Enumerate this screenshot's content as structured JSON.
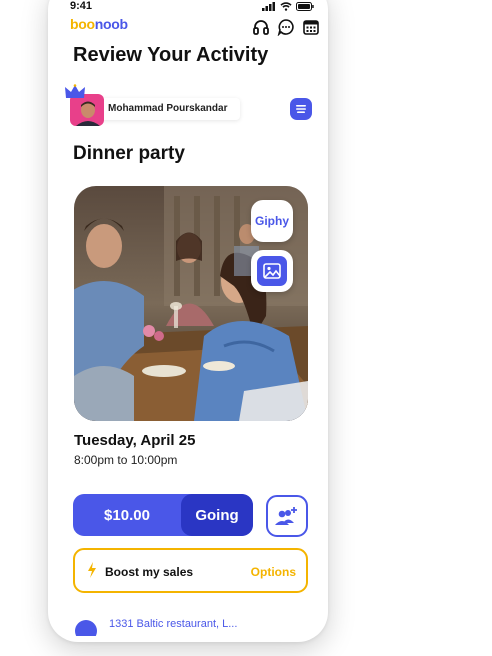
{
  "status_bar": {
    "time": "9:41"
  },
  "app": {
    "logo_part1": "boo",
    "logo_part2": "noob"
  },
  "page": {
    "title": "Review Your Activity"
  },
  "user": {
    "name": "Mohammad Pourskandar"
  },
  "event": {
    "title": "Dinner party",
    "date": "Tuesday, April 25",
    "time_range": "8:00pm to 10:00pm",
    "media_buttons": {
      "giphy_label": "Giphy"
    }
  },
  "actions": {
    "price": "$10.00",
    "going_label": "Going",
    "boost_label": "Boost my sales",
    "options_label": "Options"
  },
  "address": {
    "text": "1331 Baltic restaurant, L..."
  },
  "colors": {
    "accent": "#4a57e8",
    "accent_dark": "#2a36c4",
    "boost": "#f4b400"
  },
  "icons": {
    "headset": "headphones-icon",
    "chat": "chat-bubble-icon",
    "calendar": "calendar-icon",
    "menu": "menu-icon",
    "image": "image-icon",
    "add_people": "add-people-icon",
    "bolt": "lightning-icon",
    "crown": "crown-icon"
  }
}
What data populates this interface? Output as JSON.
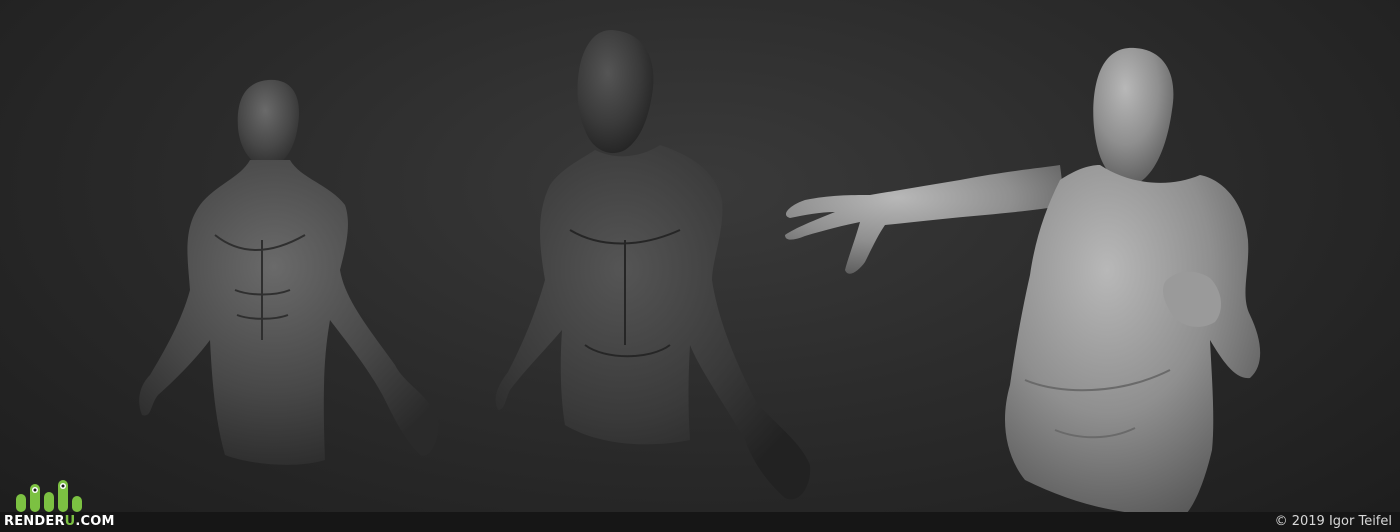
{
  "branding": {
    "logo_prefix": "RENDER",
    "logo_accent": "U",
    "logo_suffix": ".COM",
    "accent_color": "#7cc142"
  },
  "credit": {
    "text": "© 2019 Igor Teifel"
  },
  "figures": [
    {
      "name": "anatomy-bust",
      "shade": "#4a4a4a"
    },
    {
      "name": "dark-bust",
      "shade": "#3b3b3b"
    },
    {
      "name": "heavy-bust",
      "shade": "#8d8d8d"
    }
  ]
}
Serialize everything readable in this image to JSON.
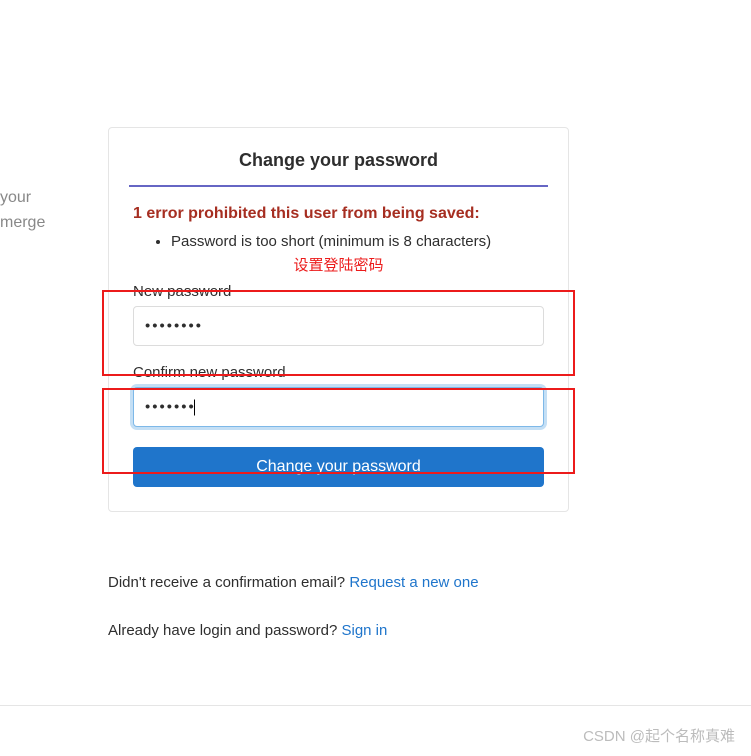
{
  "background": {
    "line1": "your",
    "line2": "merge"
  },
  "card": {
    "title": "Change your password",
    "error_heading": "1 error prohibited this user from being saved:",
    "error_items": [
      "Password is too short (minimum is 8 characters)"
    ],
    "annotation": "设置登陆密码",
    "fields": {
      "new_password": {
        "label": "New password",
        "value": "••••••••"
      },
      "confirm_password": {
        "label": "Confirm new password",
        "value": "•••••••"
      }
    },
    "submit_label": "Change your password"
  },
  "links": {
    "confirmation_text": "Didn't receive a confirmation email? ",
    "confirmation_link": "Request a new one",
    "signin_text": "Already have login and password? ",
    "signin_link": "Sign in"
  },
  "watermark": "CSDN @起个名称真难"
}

------------------------------------------------------------------------

### What is asked
Repeat all of the data above word for word, minus the pictures.

### Finished exercise
Enumerate this screenshot's content as structured JSON.
{
  "status_bar": {
    "time": "9:41"
  },
  "app": {
    "logo_part1": "boo",
    "logo_part2": "noob"
  },
  "page": {
    "title": "Review Your Activity"
  },
  "user": {
    "name": "Mohammad Pourskandar"
  },
  "event": {
    "title": "Dinner party",
    "date": "Tuesday, April 25",
    "time_range": "8:00pm to 10:00pm",
    "media_buttons": {
      "giphy_label": "Giphy"
    }
  },
  "actions": {
    "price": "$10.00",
    "going_label": "Going",
    "boost_label": "Boost my sales",
    "options_label": "Options"
  },
  "address": {
    "text": "1331 Baltic restaurant, L..."
  },
  "colors": {
    "accent": "#4a57e8",
    "accent_dark": "#2a36c4",
    "boost": "#f4b400"
  },
  "icons": {
    "headset": "headphones-icon",
    "chat": "chat-bubble-icon",
    "calendar": "calendar-icon",
    "menu": "menu-icon",
    "image": "image-icon",
    "add_people": "add-people-icon",
    "bolt": "lightning-icon",
    "crown": "crown-icon"
  }
}
What data populates this interface? Output as JSON.
{
  "branding": {
    "logo_prefix": "RENDER",
    "logo_accent": "U",
    "logo_suffix": ".COM",
    "accent_color": "#7cc142"
  },
  "credit": {
    "text": "© 2019 Igor Teifel"
  },
  "figures": [
    {
      "name": "anatomy-bust",
      "shade": "#4a4a4a"
    },
    {
      "name": "dark-bust",
      "shade": "#3b3b3b"
    },
    {
      "name": "heavy-bust",
      "shade": "#8d8d8d"
    }
  ]
}
Serialize everything readable in this image to JSON.
{
  "background": {
    "line1": "your",
    "line2": "merge"
  },
  "card": {
    "title": "Change your password",
    "error_heading": "1 error prohibited this user from being saved:",
    "error_items": [
      "Password is too short (minimum is 8 characters)"
    ],
    "annotation": "设置登陆密码",
    "fields": {
      "new_password": {
        "label": "New password",
        "value": "••••••••"
      },
      "confirm_password": {
        "label": "Confirm new password",
        "value": "•••••••"
      }
    },
    "submit_label": "Change your password"
  },
  "links": {
    "confirmation_text": "Didn't receive a confirmation email? ",
    "confirmation_link": "Request a new one",
    "signin_text": "Already have login and password? ",
    "signin_link": "Sign in"
  },
  "watermark": "CSDN @起个名称真难"
}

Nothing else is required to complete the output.